— Goal of the exercise —
Every record should be copied exactly, except that pictures are to be omitted.

***** Input material *****

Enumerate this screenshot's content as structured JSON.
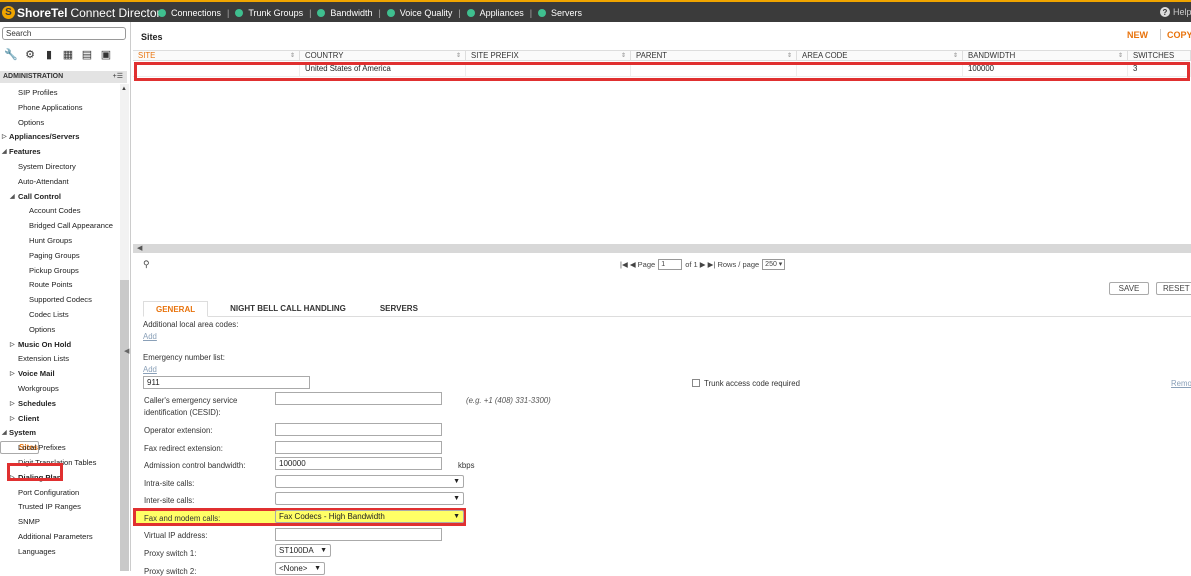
{
  "app": {
    "brand": "ShoreTel",
    "product": "Connect Director",
    "help": "Help"
  },
  "topnav": [
    "Connections",
    "Trunk Groups",
    "Bandwidth",
    "Voice Quality",
    "Appliances",
    "Servers"
  ],
  "sidebar": {
    "search_value": "Search",
    "section": "ADMINISTRATION",
    "tree": [
      {
        "label": "SIP Profiles"
      },
      {
        "label": "Phone Applications"
      },
      {
        "label": "Options"
      },
      {
        "label": "Appliances/Servers"
      },
      {
        "label": "Features"
      },
      {
        "label": "System Directory"
      },
      {
        "label": "Auto-Attendant"
      },
      {
        "label": "Call Control"
      },
      {
        "label": "Account Codes"
      },
      {
        "label": "Bridged Call Appearance"
      },
      {
        "label": "Hunt Groups"
      },
      {
        "label": "Paging Groups"
      },
      {
        "label": "Pickup Groups"
      },
      {
        "label": "Route Points"
      },
      {
        "label": "Supported Codecs"
      },
      {
        "label": "Codec Lists"
      },
      {
        "label": "Options"
      },
      {
        "label": "Music On Hold"
      },
      {
        "label": "Extension Lists"
      },
      {
        "label": "Voice Mail"
      },
      {
        "label": "Workgroups"
      },
      {
        "label": "Schedules"
      },
      {
        "label": "Client"
      },
      {
        "label": "System"
      },
      {
        "label": "Sites"
      },
      {
        "label": "Local Prefixes"
      },
      {
        "label": "Digit Translation Tables"
      },
      {
        "label": "Dialing Plan"
      },
      {
        "label": "Port Configuration"
      },
      {
        "label": "Trusted IP Ranges"
      },
      {
        "label": "SNMP"
      },
      {
        "label": "Additional Parameters"
      },
      {
        "label": "Languages"
      }
    ]
  },
  "main": {
    "title": "Sites",
    "new_label": "NEW",
    "copy_label": "COPY",
    "columns": [
      "SITE",
      "COUNTRY",
      "SITE PREFIX",
      "PARENT",
      "AREA CODE",
      "BANDWIDTH",
      "SWITCHES"
    ],
    "row": {
      "site": "",
      "country": "United States of America",
      "site_prefix": "",
      "parent": "",
      "area_code": "",
      "bandwidth": "100000",
      "switches": "3"
    },
    "pager": {
      "page_label": "Page",
      "page_value": "1",
      "of_label": "of 1",
      "rows_label": "Rows / page",
      "rows_value": "250"
    },
    "save_label": "SAVE",
    "reset_label": "RESET",
    "tabs": [
      "GENERAL",
      "NIGHT BELL CALL HANDLING",
      "SERVERS"
    ],
    "form": {
      "additional_codes_label": "Additional local area codes:",
      "add1": "Add",
      "emergency_label": "Emergency number list:",
      "add2": "Add",
      "emergency_value": "911",
      "trunk_label": "Trunk access code required",
      "remove_label": "Remo",
      "cesid_label1": "Caller's emergency service",
      "cesid_label2": "identification (CESID):",
      "cesid_hint": "(e.g. +1 (408) 331-3300)",
      "operator_label": "Operator extension:",
      "fax_redirect_label": "Fax redirect extension:",
      "admission_label": "Admission control bandwidth:",
      "admission_value": "100000",
      "admission_unit": "kbps",
      "intra_label": "Intra-site calls:",
      "inter_label": "Inter-site calls:",
      "fax_label": "Fax and modem calls:",
      "fax_value": "Fax Codecs - High Bandwidth",
      "vip_label": "Virtual IP address:",
      "proxy1_label": "Proxy switch 1:",
      "proxy1_value": "ST100DA",
      "proxy2_label": "Proxy switch 2:",
      "proxy2_value": "<None>"
    }
  },
  "colors": {
    "accent": "#e8730c",
    "highlight": "#e03030",
    "topbar": "#3b3b3b",
    "nav_dot": "#3fbf8f"
  }
}
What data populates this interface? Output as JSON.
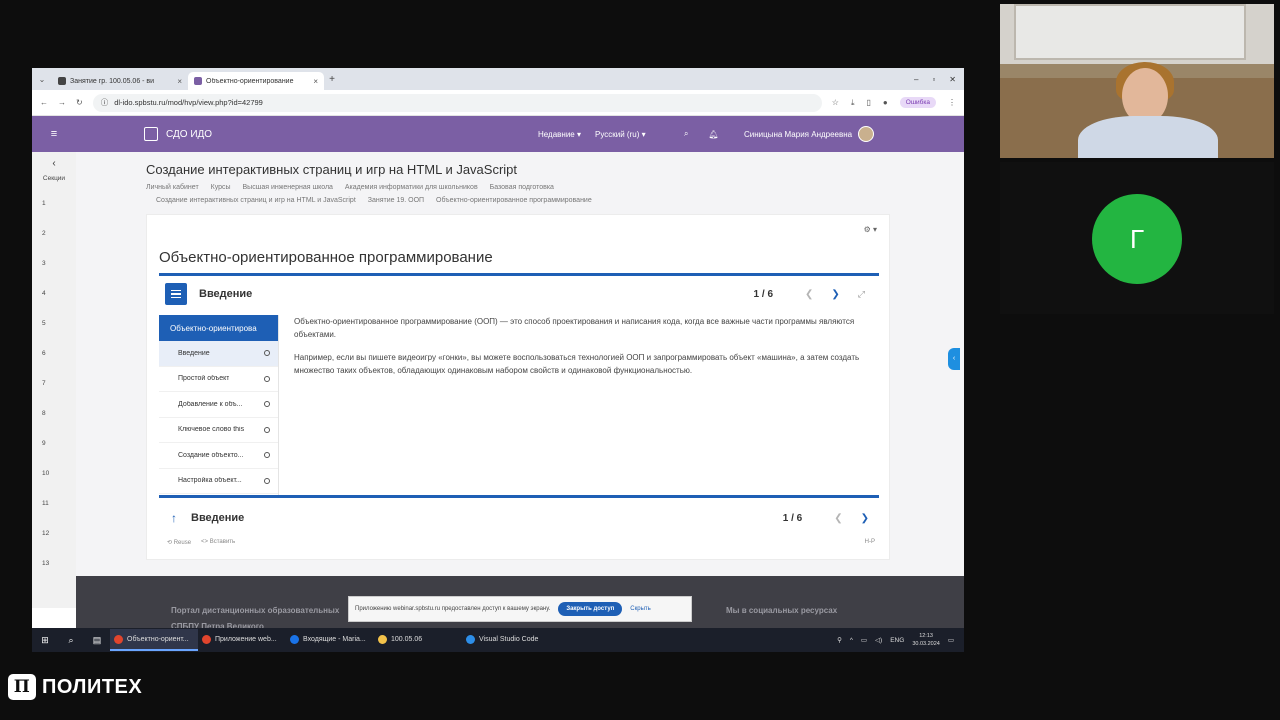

*****

— Result below —
Enumerate this screenshot's content as structured JSON.
{
  "app": {
    "brand": "ShoreTel",
    "product": "Connect Director",
    "help": "Help"
  },
  "topnav": [
    "Connections",
    "Trunk Groups",
    "Bandwidth",
    "Voice Quality",
    "Appliances",
    "Servers"
  ],
  "sidebar": {
    "search_value": "Search",
    "section": "ADMINISTRATION",
    "tree": [
      {
        "label": "SIP Profiles"
      },
      {
        "label": "Phone Applications"
      },
      {
        "label": "Options"
      },
      {
        "label": "Appliances/Servers"
      },
      {
        "label": "Features"
      },
      {
        "label": "System Directory"
      },
      {
        "label": "Auto-Attendant"
      },
      {
        "label": "Call Control"
      },
      {
        "label": "Account Codes"
      },
      {
        "label": "Bridged Call Appearance"
      },
      {
        "label": "Hunt Groups"
      },
      {
        "label": "Paging Groups"
      },
      {
        "label": "Pickup Groups"
      },
      {
        "label": "Route Points"
      },
      {
        "label": "Supported Codecs"
      },
      {
        "label": "Codec Lists"
      },
      {
        "label": "Options"
      },
      {
        "label": "Music On Hold"
      },
      {
        "label": "Extension Lists"
      },
      {
        "label": "Voice Mail"
      },
      {
        "label": "Workgroups"
      },
      {
        "label": "Schedules"
      },
      {
        "label": "Client"
      },
      {
        "label": "System"
      },
      {
        "label": "Sites"
      },
      {
        "label": "Local Prefixes"
      },
      {
        "label": "Digit Translation Tables"
      },
      {
        "label": "Dialing Plan"
      },
      {
        "label": "Port Configuration"
      },
      {
        "label": "Trusted IP Ranges"
      },
      {
        "label": "SNMP"
      },
      {
        "label": "Additional Parameters"
      },
      {
        "label": "Languages"
      }
    ]
  },
  "main": {
    "title": "Sites",
    "new_label": "NEW",
    "copy_label": "COPY",
    "columns": [
      "SITE",
      "COUNTRY",
      "SITE PREFIX",
      "PARENT",
      "AREA CODE",
      "BANDWIDTH",
      "SWITCHES"
    ],
    "row": {
      "site": "",
      "country": "United States of America",
      "site_prefix": "",
      "parent": "",
      "area_code": "",
      "bandwidth": "100000",
      "switches": "3"
    },
    "pager": {
      "page_label": "Page",
      "page_value": "1",
      "of_label": "of 1",
      "rows_label": "Rows / page",
      "rows_value": "250"
    },
    "save_label": "SAVE",
    "reset_label": "RESET",
    "tabs": [
      "GENERAL",
      "NIGHT BELL CALL HANDLING",
      "SERVERS"
    ],
    "form": {
      "additional_codes_label": "Additional local area codes:",
      "add1": "Add",
      "emergency_label": "Emergency number list:",
      "add2": "Add",
      "emergency_value": "911",
      "trunk_label": "Trunk access code required",
      "remove_label": "Remo",
      "cesid_label1": "Caller's emergency service",
      "cesid_label2": "identification (CESID):",
      "cesid_hint": "(e.g. +1 (408) 331-3300)",
      "operator_label": "Operator extension:",
      "fax_redirect_label": "Fax redirect extension:",
      "admission_label": "Admission control bandwidth:",
      "admission_value": "100000",
      "admission_unit": "kbps",
      "intra_label": "Intra-site calls:",
      "inter_label": "Inter-site calls:",
      "fax_label": "Fax and modem calls:",
      "fax_value": "Fax Codecs - High Bandwidth",
      "vip_label": "Virtual IP address:",
      "proxy1_label": "Proxy switch 1:",
      "proxy1_value": "ST100DA",
      "proxy2_label": "Proxy switch 2:",
      "proxy2_value": "<None>"
    }
  },
  "colors": {
    "accent": "#e8730c",
    "highlight": "#e03030",
    "topbar": "#3b3b3b",
    "nav_dot": "#3fbf8f"
  }
}
What data populates this interface? Output as JSON.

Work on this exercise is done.